Objective:
Extract each line bearing the word "text".

◇ ◇ ◇

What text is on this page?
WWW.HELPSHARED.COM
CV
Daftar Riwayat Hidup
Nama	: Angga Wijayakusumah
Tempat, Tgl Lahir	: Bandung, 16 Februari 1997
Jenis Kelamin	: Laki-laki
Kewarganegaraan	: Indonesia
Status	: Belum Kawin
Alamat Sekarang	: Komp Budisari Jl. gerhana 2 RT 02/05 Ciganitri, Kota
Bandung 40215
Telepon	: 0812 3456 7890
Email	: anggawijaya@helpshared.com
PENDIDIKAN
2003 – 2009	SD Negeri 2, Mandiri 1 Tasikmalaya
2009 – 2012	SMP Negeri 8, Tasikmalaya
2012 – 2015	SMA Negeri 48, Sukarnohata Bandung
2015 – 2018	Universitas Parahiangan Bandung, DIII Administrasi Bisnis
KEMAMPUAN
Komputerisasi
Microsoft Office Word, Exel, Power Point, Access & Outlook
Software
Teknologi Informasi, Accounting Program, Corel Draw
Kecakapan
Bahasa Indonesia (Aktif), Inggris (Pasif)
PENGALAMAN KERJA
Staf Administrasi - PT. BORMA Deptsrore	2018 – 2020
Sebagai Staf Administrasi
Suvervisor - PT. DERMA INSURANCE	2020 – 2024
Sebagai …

◇ ◇ ◇

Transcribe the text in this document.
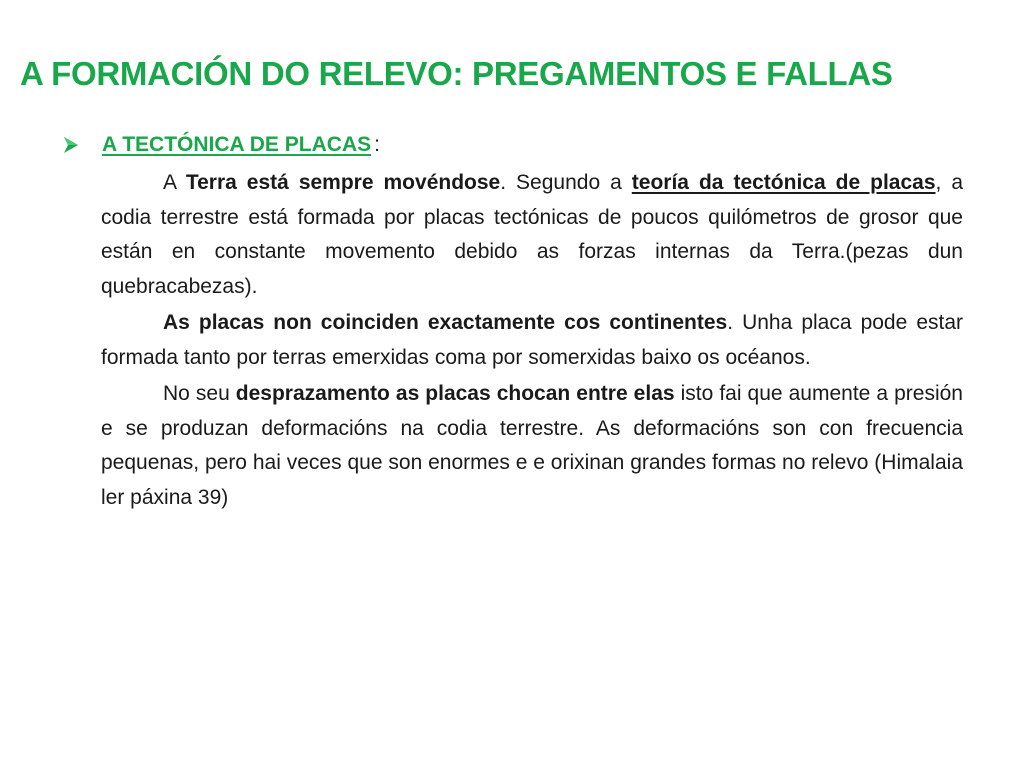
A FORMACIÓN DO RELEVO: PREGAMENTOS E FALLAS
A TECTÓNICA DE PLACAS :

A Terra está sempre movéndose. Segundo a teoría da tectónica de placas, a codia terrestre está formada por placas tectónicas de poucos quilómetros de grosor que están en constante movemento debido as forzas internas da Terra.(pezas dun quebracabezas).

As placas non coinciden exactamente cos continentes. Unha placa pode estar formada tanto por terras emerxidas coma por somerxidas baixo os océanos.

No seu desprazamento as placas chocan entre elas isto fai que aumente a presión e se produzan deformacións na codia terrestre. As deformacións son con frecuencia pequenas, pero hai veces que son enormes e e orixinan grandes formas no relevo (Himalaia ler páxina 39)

◇ ◇ ◇

Correct response:
What text is on this page?
Transcribe the text in this document.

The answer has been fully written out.